● EXERCISE BRIEF: In the lines below, find the one that contains "Decode this image" and write it out exactly, along with every line that follows it.

● INFORMATION GIVEN:
_ _ _ _ _ _ _

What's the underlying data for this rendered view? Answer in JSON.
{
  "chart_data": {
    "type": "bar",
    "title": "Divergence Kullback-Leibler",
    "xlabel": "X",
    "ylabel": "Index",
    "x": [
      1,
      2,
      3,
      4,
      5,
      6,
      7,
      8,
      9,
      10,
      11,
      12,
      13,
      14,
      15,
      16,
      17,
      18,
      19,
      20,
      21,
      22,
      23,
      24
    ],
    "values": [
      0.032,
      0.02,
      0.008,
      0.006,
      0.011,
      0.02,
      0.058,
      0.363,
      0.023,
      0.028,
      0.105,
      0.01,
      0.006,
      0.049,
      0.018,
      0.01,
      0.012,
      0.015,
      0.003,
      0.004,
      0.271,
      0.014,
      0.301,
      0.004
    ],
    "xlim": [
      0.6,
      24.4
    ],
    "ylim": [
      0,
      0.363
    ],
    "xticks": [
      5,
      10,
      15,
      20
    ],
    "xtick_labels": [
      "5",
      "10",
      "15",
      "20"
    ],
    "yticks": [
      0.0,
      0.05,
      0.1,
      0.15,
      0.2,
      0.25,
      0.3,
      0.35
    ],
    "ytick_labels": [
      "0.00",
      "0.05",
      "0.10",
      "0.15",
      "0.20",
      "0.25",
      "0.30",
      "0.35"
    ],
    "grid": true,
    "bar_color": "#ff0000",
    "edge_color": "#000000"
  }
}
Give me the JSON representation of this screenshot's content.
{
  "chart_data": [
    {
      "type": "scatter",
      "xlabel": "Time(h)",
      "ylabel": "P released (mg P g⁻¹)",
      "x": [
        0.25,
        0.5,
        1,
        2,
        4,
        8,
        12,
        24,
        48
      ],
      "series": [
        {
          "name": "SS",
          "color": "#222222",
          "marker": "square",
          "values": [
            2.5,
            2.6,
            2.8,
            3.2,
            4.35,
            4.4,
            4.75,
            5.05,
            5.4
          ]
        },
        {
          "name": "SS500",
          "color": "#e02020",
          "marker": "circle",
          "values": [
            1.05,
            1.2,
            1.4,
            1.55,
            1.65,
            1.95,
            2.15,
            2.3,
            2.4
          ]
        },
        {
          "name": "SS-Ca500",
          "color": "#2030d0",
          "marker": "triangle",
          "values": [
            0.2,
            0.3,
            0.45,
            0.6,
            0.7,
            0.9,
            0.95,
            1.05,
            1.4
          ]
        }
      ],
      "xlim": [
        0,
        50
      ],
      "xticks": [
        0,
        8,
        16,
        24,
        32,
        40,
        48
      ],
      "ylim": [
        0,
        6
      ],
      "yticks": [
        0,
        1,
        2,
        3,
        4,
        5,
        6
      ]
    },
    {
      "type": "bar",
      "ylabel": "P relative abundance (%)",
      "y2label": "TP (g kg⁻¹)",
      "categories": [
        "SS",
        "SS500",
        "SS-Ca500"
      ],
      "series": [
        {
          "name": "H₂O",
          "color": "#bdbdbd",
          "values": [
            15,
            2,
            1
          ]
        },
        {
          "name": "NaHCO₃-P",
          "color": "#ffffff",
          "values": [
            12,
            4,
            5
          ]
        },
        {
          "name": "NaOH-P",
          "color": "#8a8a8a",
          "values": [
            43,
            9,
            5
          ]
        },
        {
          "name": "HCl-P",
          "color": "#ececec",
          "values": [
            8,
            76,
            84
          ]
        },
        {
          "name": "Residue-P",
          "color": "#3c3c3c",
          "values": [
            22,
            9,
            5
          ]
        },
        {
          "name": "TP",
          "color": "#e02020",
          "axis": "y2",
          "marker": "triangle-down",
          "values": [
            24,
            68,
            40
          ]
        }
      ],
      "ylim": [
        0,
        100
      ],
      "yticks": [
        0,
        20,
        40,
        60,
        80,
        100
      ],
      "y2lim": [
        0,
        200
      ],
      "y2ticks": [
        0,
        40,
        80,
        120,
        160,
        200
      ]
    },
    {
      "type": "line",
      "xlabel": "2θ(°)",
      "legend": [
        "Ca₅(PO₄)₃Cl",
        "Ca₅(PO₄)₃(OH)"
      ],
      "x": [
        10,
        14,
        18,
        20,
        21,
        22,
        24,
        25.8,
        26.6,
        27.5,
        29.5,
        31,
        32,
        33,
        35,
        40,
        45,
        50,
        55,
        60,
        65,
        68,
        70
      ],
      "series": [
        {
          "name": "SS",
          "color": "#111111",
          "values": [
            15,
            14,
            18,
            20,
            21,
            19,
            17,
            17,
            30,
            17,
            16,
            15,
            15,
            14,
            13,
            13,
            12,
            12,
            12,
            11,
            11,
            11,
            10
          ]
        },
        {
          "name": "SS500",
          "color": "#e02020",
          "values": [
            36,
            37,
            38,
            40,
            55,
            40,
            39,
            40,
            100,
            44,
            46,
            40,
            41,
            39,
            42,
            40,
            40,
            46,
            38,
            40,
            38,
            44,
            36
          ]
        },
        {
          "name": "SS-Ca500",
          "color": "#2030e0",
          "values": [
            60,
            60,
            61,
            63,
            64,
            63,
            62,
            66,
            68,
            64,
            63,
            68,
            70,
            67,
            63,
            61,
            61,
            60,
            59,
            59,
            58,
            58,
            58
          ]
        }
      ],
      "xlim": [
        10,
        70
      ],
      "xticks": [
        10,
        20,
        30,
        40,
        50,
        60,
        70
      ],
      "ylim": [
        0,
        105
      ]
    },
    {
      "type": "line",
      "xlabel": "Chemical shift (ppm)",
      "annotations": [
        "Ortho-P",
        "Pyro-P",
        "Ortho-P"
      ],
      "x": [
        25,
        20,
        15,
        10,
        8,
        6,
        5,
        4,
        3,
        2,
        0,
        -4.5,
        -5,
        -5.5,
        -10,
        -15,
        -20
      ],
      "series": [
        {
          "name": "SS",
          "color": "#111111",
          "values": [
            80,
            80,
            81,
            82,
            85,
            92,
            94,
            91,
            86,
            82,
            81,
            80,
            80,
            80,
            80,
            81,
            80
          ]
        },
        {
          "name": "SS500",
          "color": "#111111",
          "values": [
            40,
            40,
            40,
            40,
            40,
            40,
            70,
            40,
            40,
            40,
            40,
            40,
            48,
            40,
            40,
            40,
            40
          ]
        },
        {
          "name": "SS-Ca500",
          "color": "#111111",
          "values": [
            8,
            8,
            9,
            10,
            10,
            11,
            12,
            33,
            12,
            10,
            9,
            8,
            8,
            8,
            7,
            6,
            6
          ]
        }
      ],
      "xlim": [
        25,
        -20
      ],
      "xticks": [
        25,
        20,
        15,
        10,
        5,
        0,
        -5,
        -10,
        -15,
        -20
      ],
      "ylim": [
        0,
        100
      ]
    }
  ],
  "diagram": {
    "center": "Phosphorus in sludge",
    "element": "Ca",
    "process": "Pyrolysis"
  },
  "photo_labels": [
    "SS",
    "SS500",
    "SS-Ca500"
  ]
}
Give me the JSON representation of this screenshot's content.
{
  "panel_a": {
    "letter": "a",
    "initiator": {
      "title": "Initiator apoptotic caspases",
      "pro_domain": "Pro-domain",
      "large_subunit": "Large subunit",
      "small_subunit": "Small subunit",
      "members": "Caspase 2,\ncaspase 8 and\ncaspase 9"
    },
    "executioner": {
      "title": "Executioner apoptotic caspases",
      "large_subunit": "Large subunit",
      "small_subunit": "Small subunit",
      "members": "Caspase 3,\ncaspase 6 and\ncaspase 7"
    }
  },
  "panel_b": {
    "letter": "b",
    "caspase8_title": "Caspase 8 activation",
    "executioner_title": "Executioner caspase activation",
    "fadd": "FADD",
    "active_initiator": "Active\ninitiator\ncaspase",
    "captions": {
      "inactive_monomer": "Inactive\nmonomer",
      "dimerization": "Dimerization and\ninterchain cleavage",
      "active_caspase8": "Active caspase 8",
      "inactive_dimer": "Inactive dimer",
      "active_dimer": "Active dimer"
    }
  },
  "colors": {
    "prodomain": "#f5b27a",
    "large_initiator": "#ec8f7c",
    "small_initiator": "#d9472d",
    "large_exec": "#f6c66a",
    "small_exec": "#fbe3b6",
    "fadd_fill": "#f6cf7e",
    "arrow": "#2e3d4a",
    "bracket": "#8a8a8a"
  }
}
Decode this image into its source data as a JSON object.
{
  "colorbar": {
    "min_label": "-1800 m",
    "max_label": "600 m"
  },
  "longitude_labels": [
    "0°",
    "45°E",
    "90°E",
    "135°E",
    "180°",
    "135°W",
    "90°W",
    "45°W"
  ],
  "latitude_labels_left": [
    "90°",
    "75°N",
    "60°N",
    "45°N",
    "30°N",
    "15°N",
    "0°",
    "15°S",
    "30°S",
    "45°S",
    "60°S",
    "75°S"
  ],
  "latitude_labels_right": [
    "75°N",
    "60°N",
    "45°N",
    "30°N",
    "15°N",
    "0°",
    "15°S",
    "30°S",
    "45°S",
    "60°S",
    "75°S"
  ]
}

_ _ _ _ _ _ _

● SOLVED PROBLEM:
Decode this image into its source data as a JSON object.
{
  "colorbar": {
    "min_label": "-1800 m",
    "max_label": "600 m"
  },
  "longitude_labels": [
    "0°",
    "45°E",
    "90°E",
    "135°E",
    "180°",
    "135°W",
    "90°W",
    "45°W"
  ],
  "latitude_labels_left": [
    "90°",
    "75°N",
    "60°N",
    "45°N",
    "30°N",
    "15°N",
    "0°",
    "15°S",
    "30°S",
    "45°S",
    "60°S",
    "75°S"
  ],
  "latitude_labels_right": [
    "75°N",
    "60°N",
    "45°N",
    "30°N",
    "15°N",
    "0°",
    "15°S",
    "30°S",
    "45°S",
    "60°S",
    "75°S"
  ]
}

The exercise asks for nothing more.